(Dataset records)
============================================================

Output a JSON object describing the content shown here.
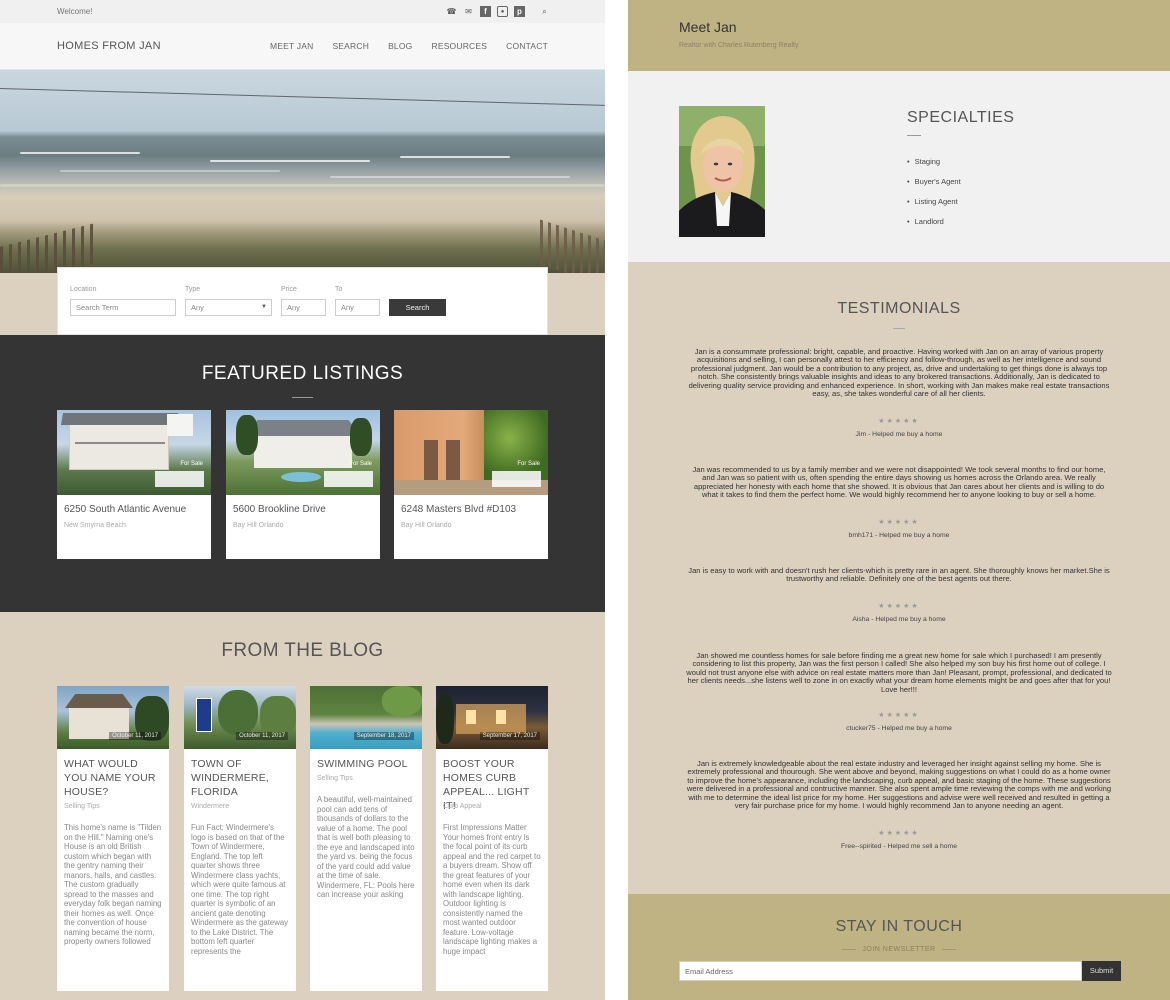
{
  "topbar": {
    "welcome": "Welcome!",
    "social_icons": [
      "phone-icon",
      "mail-icon",
      "facebook-icon",
      "instagram-icon",
      "pinterest-icon"
    ],
    "search_icon": "search-icon"
  },
  "header": {
    "brand": "HOMES FROM JAN",
    "nav": [
      "MEET JAN",
      "SEARCH",
      "BLOG",
      "RESOURCES",
      "CONTACT"
    ]
  },
  "search": {
    "location_label": "Location",
    "location_placeholder": "Search Term",
    "type_label": "Type",
    "type_value": "Any",
    "price_label": "Price",
    "price_placeholder": "Any",
    "to_label": "To",
    "to_placeholder": "Any",
    "button": "Search"
  },
  "featured": {
    "title": "FEATURED LISTINGS",
    "listings": [
      {
        "tag": "For Sale",
        "address": "6250 South Atlantic Avenue",
        "location": "New Smyrna Beach"
      },
      {
        "tag": "For Sale",
        "address": "5600 Brookline Drive",
        "location": "Bay Hill     Orlando"
      },
      {
        "tag": "For Sale",
        "address": "6248 Masters Blvd #D103",
        "location": "Bay Hill     Orlando"
      }
    ]
  },
  "blog": {
    "title": "FROM THE BLOG",
    "posts": [
      {
        "date": "October 11, 2017",
        "title": "WHAT WOULD YOU NAME YOUR HOUSE?",
        "category": "Selling Tips",
        "excerpt": "This home's name is \"Tilden on the Hill.\" Naming one's House is an old British custom which began with the gentry naming their manors, halls, and castles. The custom gradually spread to the masses and everyday folk began naming their homes as well. Once the convention of house naming became the norm, property owners followed"
      },
      {
        "date": "October 11, 2017",
        "title": "TOWN OF WINDERMERE, FLORIDA",
        "category": "Windermere",
        "excerpt": "Fun Fact: Windermere's logo is based on that of the Town of Windermere, England. The top left quarter shows three Windermere class yachts, which were quite famous at one time. The top right quarter is symbolic of an ancient gate denoting Windermere as the gateway to the Lake District. The bottom left quarter represents the"
      },
      {
        "date": "September 18, 2017",
        "title": "SWIMMING POOL",
        "category": "Selling Tips",
        "excerpt": "A beautiful, well-maintained pool can add tens of thousands of dollars to the value of a home. The pool that is well both pleasing to the eye and landscaped into the yard vs. being the focus of the yard could add value at the time of sale. Windermere, FL: Pools here can increase your asking"
      },
      {
        "date": "September 17, 2017",
        "title": "BOOST YOUR HOMES CURB APPEAL... LIGHT IT!",
        "category": "Curb Appeal",
        "excerpt": "First Impressions Matter Your homes front entry is the focal point of its curb appeal and the red carpet to a buyers dream. Show off the great features of your home even when its dark with landscape lighting. Outdoor lighting is consistently named the most wanted outdoor feature. Low-voltage landscape lighting makes a huge impact"
      }
    ]
  },
  "meet": {
    "name": "Meet Jan",
    "subtitle": "Realtor with Charles Rutenberg Realty"
  },
  "specialties": {
    "title": "SPECIALTIES",
    "items": [
      "Staging",
      "Buyer's Agent",
      "Listing Agent",
      "Landlord"
    ]
  },
  "testimonials": {
    "title": "TESTIMONIALS",
    "stars": "★★★★★",
    "items": [
      {
        "text": "Jan is a consummate professional: bright, capable, and proactive. Having worked with Jan on an array of various property acquisitions and selling, I can personally attest to her efficiency and follow-through, as well as her intelligence and sound professional judgment. Jan would be a contribution to any project, as, drive and undertaking to get things done is always top notch. She consistently brings valuable insights and ideas to any brokered transactions. Additionally, Jan is dedicated to delivering quality service providing and enhanced experience. In short, working with Jan makes make real estate transactions easy, as, she takes wonderful care of all her clients.",
        "by": "Jim - Helped me buy a home"
      },
      {
        "text": "Jan was recommended to us by a family member and we were not disappointed! We took several months to find our home, and Jan was so patient with us, often spending the entire days showing us homes across the Orlando area. We really appreciated her honesty with each home that she showed. It is obvious that Jan cares about her clients and is willing to do what it takes to find them the perfect home. We would highly recommend her to anyone looking to buy or sell a home.",
        "by": "bmh171 - Helped me buy a home"
      },
      {
        "text": "Jan is easy to work with and doesn't rush her clients-which is pretty rare in an agent. She thoroughly knows her market.She is trustworthy and reliable. Definitely one of the best agents out there.",
        "by": "Aisha - Helped me buy a home"
      },
      {
        "text": "Jan showed me countless homes for sale before finding me a great new home for sale which I purchased! I am presently considering to list this property, Jan was the first person I called! She also helped my son buy his first home out of college. I would not trust anyone else with advice on real estate matters more than Jan! Pleasant, prompt, professional, and dedicated to her clients needs...she listens well to zone in on exactly what your dream home elements might be and goes after that for you! Love her!!!",
        "by": "ctucker75 - Helped me buy a home"
      },
      {
        "text": "Jan is extremely knowledgeable about the real estate industry and leveraged her insight against selling my home. She is extremely professional and thourough. She went above and beyond, making suggestions on what I could do as a home owner to improve the home's appearance, including the landscaping, curb appeal, and basic staging of the home. These suggestions were delivered in a professional and contructive manner. She also spent ample time reviewing the comps with me and working with me to determine the ideal list price for my home. Her suggestions and advise were well received and resulted in getting a very fair purchase price for my home. I would highly recommend Jan to anyone needing an agent.",
        "by": "Free--spirited - Helped me sell a home"
      }
    ]
  },
  "newsletter": {
    "title": "STAY IN TOUCH",
    "subtitle": "JOIN NEWSLETTER",
    "email_placeholder": "Email Address",
    "submit": "Submit"
  }
}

============================================================

__Task to complete__. Keep the pictures out of the copy and return the rest of the data above exactly.

__Exercise answer__.
Output a JSON object describing the content shown here.
{
  "topbar": {
    "welcome": "Welcome!",
    "social_icons": [
      "phone-icon",
      "mail-icon",
      "facebook-icon",
      "instagram-icon",
      "pinterest-icon"
    ],
    "search_icon": "search-icon"
  },
  "header": {
    "brand": "HOMES FROM JAN",
    "nav": [
      "MEET JAN",
      "SEARCH",
      "BLOG",
      "RESOURCES",
      "CONTACT"
    ]
  },
  "search": {
    "location_label": "Location",
    "location_placeholder": "Search Term",
    "type_label": "Type",
    "type_value": "Any",
    "price_label": "Price",
    "price_placeholder": "Any",
    "to_label": "To",
    "to_placeholder": "Any",
    "button": "Search"
  },
  "featured": {
    "title": "FEATURED LISTINGS",
    "listings": [
      {
        "tag": "For Sale",
        "address": "6250 South Atlantic Avenue",
        "location": "New Smyrna Beach"
      },
      {
        "tag": "For Sale",
        "address": "5600 Brookline Drive",
        "location": "Bay Hill     Orlando"
      },
      {
        "tag": "For Sale",
        "address": "6248 Masters Blvd #D103",
        "location": "Bay Hill     Orlando"
      }
    ]
  },
  "blog": {
    "title": "FROM THE BLOG",
    "posts": [
      {
        "date": "October 11, 2017",
        "title": "WHAT WOULD YOU NAME YOUR HOUSE?",
        "category": "Selling Tips",
        "excerpt": "This home's name is \"Tilden on the Hill.\" Naming one's House is an old British custom which began with the gentry naming their manors, halls, and castles. The custom gradually spread to the masses and everyday folk began naming their homes as well. Once the convention of house naming became the norm, property owners followed"
      },
      {
        "date": "October 11, 2017",
        "title": "TOWN OF WINDERMERE, FLORIDA",
        "category": "Windermere",
        "excerpt": "Fun Fact: Windermere's logo is based on that of the Town of Windermere, England. The top left quarter shows three Windermere class yachts, which were quite famous at one time. The top right quarter is symbolic of an ancient gate denoting Windermere as the gateway to the Lake District. The bottom left quarter represents the"
      },
      {
        "date": "September 18, 2017",
        "title": "SWIMMING POOL",
        "category": "Selling Tips",
        "excerpt": "A beautiful, well-maintained pool can add tens of thousands of dollars to the value of a home. The pool that is well both pleasing to the eye and landscaped into the yard vs. being the focus of the yard could add value at the time of sale. Windermere, FL: Pools here can increase your asking"
      },
      {
        "date": "September 17, 2017",
        "title": "BOOST YOUR HOMES CURB APPEAL... LIGHT IT!",
        "category": "Curb Appeal",
        "excerpt": "First Impressions Matter Your homes front entry is the focal point of its curb appeal and the red carpet to a buyers dream. Show off the great features of your home even when its dark with landscape lighting. Outdoor lighting is consistently named the most wanted outdoor feature. Low-voltage landscape lighting makes a huge impact"
      }
    ]
  },
  "meet": {
    "name": "Meet Jan",
    "subtitle": "Realtor with Charles Rutenberg Realty"
  },
  "specialties": {
    "title": "SPECIALTIES",
    "items": [
      "Staging",
      "Buyer's Agent",
      "Listing Agent",
      "Landlord"
    ]
  },
  "testimonials": {
    "title": "TESTIMONIALS",
    "stars": "★★★★★",
    "items": [
      {
        "text": "Jan is a consummate professional: bright, capable, and proactive. Having worked with Jan on an array of various property acquisitions and selling, I can personally attest to her efficiency and follow-through, as well as her intelligence and sound professional judgment. Jan would be a contribution to any project, as, drive and undertaking to get things done is always top notch. She consistently brings valuable insights and ideas to any brokered transactions. Additionally, Jan is dedicated to delivering quality service providing and enhanced experience. In short, working with Jan makes make real estate transactions easy, as, she takes wonderful care of all her clients.",
        "by": "Jim - Helped me buy a home"
      },
      {
        "text": "Jan was recommended to us by a family member and we were not disappointed! We took several months to find our home, and Jan was so patient with us, often spending the entire days showing us homes across the Orlando area. We really appreciated her honesty with each home that she showed. It is obvious that Jan cares about her clients and is willing to do what it takes to find them the perfect home. We would highly recommend her to anyone looking to buy or sell a home.",
        "by": "bmh171 - Helped me buy a home"
      },
      {
        "text": "Jan is easy to work with and doesn't rush her clients-which is pretty rare in an agent. She thoroughly knows her market.She is trustworthy and reliable. Definitely one of the best agents out there.",
        "by": "Aisha - Helped me buy a home"
      },
      {
        "text": "Jan showed me countless homes for sale before finding me a great new home for sale which I purchased! I am presently considering to list this property, Jan was the first person I called! She also helped my son buy his first home out of college. I would not trust anyone else with advice on real estate matters more than Jan! Pleasant, prompt, professional, and dedicated to her clients needs...she listens well to zone in on exactly what your dream home elements might be and goes after that for you! Love her!!!",
        "by": "ctucker75 - Helped me buy a home"
      },
      {
        "text": "Jan is extremely knowledgeable about the real estate industry and leveraged her insight against selling my home. She is extremely professional and thourough. She went above and beyond, making suggestions on what I could do as a home owner to improve the home's appearance, including the landscaping, curb appeal, and basic staging of the home. These suggestions were delivered in a professional and contructive manner. She also spent ample time reviewing the comps with me and working with me to determine the ideal list price for my home. Her suggestions and advise were well received and resulted in getting a very fair purchase price for my home. I would highly recommend Jan to anyone needing an agent.",
        "by": "Free--spirited - Helped me sell a home"
      }
    ]
  },
  "newsletter": {
    "title": "STAY IN TOUCH",
    "subtitle": "JOIN NEWSLETTER",
    "email_placeholder": "Email Address",
    "submit": "Submit"
  }
}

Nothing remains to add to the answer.